Given request: Give again only the lines from the line that holds "Extract all readable text from this page." to the end of the data, inclusive, omitting all pictures.

------ Records shown

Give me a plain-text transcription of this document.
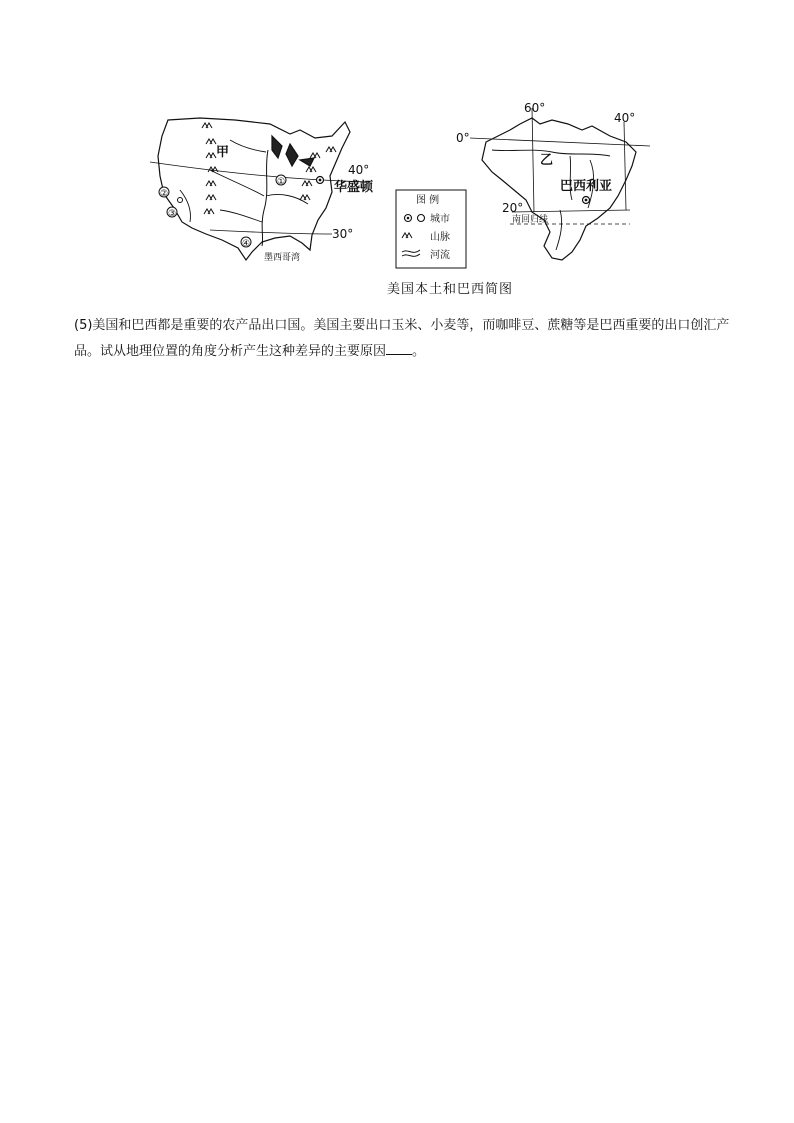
①
②
③
④
甲
华盛顿
40°
30°
墨西哥湾
图 例
城市
山脉
河流
60°
40°
0°
乙
巴西利亚
20°
南回归线
美国本土和巴西简图
(5)美国和巴西都是重要的农产品出口国。美国主要出口玉米、小麦等，而咖啡豆、蔗糖等是巴西重要的出口创汇产品。试从地理位置的角度分析产生这种差异的主要原因 。
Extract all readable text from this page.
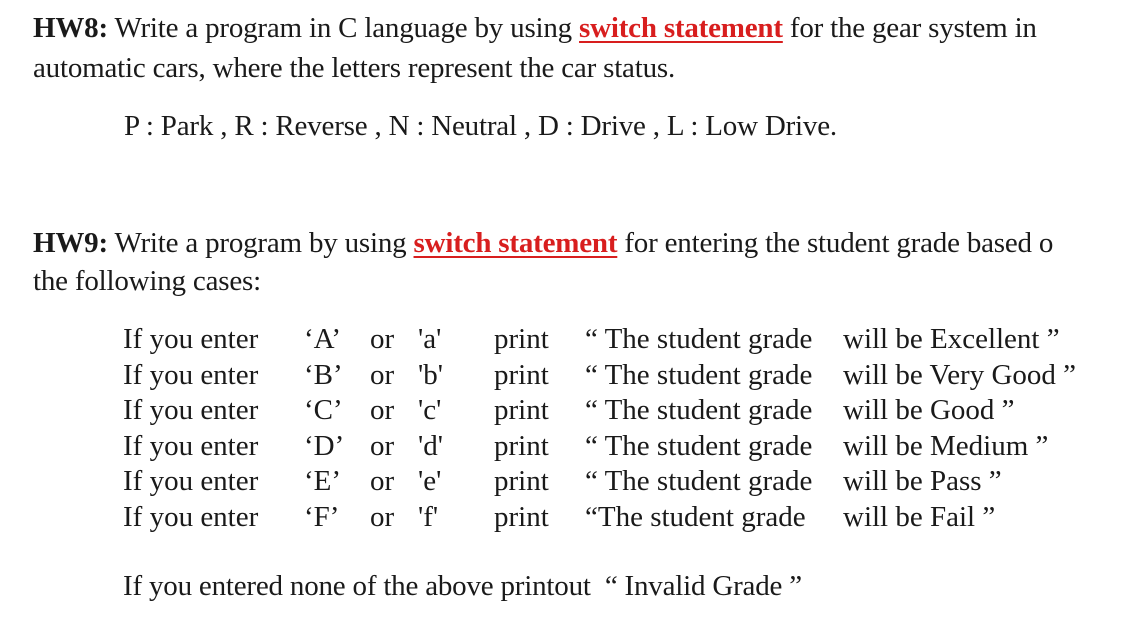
HW8: Write a program in C language by using switch statement for the gear system in
automatic cars, where the letters represent the car status.
P : Park , R : Reverse , N : Neutral , D : Drive , L : Low Drive.
HW9: Write a program by using switch statement for entering the student grade based o
the following cases:
If you enter ‘A’ or 'a' print “ The student grade will be Excellent ”
If you enter ‘B’ or 'b' print “ The student grade will be Very Good ”
If you enter ‘C’ or 'c' print “ The student grade will be Good ”
If you enter ‘D’ or 'd' print “ The student grade will be Medium ”
If you enter ‘E’ or 'e' print “ The student grade will be Pass ”
If you enter ‘F’ or 'f' print “The student grade will be Fail ”
If you entered none of the above printout  “ Invalid Grade ”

------------

Output of the exercise:
Extract all readable text from this page.
HW8: Write a program in C language by using switch statement for the gear system in
automatic cars, where the letters represent the car status.
P : Park , R : Reverse , N : Neutral , D : Drive , L : Low Drive.
HW9: Write a program by using switch statement for entering the student grade based o
the following cases:
If you enter ‘A’ or 'a' print “ The student grade will be Excellent ”
If you enter ‘B’ or 'b' print “ The student grade will be Very Good ”
If you enter ‘C’ or 'c' print “ The student grade will be Good ”
If you enter ‘D’ or 'd' print “ The student grade will be Medium ”
If you enter ‘E’ or 'e' print “ The student grade will be Pass ”
If you enter ‘F’ or 'f' print “The student grade will be Fail ”
If you entered none of the above printout  “ Invalid Grade ”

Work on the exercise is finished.